##### Dataset records

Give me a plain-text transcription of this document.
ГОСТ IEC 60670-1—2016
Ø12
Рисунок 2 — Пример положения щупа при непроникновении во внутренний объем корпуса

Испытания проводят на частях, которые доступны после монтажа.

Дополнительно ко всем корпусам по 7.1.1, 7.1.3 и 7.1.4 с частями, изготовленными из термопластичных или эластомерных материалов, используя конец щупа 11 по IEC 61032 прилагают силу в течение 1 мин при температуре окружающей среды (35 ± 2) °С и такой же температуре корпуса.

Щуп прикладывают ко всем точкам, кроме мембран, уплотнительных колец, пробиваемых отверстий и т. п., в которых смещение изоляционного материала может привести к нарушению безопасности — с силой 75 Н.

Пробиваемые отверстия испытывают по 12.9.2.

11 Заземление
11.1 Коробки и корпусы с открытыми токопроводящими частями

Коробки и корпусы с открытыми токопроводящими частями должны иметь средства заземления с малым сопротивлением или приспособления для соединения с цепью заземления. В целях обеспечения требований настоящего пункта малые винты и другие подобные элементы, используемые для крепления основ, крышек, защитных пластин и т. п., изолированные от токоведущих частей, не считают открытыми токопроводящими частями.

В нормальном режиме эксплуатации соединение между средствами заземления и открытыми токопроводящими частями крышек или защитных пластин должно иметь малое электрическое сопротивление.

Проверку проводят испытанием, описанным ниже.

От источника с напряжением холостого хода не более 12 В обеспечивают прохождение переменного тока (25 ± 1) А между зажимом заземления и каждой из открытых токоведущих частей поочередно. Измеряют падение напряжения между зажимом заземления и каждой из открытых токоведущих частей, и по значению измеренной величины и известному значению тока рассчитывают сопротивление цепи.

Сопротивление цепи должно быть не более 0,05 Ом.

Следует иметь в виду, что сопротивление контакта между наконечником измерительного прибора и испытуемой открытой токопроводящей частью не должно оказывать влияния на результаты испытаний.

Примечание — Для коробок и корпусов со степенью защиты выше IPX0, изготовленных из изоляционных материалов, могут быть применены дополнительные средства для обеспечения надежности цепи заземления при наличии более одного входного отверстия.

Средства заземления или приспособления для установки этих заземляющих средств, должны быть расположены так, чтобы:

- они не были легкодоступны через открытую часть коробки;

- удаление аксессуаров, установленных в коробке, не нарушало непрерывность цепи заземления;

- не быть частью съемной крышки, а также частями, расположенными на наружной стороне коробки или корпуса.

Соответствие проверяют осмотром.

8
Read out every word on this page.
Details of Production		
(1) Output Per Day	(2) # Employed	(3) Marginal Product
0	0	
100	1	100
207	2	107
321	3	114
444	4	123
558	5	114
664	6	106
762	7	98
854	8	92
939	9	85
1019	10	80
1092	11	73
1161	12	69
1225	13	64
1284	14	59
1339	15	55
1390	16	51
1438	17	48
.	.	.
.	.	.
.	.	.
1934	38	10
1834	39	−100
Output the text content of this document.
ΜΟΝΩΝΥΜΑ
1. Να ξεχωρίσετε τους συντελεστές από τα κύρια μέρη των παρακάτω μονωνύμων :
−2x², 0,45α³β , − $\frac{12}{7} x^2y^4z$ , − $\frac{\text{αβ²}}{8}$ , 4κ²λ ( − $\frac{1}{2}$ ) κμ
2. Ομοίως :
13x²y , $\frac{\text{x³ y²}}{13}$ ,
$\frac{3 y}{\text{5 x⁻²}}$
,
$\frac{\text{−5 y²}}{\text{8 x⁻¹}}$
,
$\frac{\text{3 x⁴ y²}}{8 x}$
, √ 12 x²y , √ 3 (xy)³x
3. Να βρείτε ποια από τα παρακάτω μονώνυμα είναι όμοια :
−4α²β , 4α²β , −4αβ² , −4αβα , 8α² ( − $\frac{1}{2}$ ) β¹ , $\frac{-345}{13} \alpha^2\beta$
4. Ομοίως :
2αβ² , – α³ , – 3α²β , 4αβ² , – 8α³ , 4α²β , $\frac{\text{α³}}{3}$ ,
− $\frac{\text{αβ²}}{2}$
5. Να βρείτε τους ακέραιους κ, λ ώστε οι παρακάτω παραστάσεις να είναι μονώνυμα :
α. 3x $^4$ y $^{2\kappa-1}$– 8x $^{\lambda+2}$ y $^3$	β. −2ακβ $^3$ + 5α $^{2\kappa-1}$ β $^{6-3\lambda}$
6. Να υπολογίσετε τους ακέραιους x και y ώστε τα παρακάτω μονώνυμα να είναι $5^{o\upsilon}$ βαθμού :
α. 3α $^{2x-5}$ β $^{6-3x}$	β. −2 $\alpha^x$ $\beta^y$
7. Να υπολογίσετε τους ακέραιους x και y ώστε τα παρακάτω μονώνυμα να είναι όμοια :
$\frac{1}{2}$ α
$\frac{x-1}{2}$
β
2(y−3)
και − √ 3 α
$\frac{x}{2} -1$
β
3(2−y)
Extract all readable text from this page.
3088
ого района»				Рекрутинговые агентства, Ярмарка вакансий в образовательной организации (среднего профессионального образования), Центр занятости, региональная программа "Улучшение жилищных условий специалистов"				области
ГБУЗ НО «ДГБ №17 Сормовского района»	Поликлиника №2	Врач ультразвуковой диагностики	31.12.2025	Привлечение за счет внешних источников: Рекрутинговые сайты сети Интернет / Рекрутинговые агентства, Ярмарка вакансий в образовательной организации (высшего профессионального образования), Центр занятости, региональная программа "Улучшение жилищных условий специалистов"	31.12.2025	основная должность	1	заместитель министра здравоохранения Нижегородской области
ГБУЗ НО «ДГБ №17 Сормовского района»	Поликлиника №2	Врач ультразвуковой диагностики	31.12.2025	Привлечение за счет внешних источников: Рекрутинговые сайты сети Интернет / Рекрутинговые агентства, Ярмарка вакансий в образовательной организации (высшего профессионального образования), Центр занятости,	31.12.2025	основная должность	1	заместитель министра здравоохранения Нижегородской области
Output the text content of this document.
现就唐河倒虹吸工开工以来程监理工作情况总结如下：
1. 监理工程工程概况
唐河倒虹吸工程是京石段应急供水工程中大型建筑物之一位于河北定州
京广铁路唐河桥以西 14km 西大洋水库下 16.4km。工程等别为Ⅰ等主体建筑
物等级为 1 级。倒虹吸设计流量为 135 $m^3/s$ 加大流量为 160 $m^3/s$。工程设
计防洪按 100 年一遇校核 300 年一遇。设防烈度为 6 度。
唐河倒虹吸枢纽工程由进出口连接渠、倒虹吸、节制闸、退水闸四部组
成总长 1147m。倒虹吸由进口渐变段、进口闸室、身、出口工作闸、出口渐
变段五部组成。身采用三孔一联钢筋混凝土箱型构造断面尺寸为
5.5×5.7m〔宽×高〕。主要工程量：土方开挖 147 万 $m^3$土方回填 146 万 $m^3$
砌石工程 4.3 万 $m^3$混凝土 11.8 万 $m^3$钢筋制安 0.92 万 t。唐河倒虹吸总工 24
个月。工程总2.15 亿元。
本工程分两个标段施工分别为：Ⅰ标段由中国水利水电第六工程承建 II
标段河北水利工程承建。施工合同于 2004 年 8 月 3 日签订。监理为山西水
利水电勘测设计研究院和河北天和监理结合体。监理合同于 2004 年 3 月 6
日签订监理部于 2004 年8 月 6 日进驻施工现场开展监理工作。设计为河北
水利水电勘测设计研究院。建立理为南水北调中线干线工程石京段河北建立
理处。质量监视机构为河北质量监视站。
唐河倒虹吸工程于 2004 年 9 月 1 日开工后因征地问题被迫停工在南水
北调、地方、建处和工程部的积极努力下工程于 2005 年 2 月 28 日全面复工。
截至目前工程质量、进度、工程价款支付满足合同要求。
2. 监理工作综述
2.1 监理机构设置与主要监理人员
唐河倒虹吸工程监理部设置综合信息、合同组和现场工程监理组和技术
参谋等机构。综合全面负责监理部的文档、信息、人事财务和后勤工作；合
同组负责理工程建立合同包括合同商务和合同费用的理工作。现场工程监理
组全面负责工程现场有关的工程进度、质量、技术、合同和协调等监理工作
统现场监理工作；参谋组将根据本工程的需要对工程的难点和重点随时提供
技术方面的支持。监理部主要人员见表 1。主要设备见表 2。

##########

→ **What is being asked**
From the entries above, pull out each line that includes "пластин".

→ **The answer**
Коробки и корпусы с открытыми токопроводящими частями должны иметь средства заземления с малым сопротивлением или приспособления для соединения с цепью заземления. В целях обеспечения требований настоящего пункта малые винты и другие подобные элементы, используемые для крепления основ, крышек, защитных пластин и т. п., изолированные от токоведущих частей, не считают открытыми токопроводящими частями.
В нормальном режиме эксплуатации соединение между средствами заземления и открытыми токопроводящими частями крышек или защитных пластин должно иметь малое электрическое сопротивление.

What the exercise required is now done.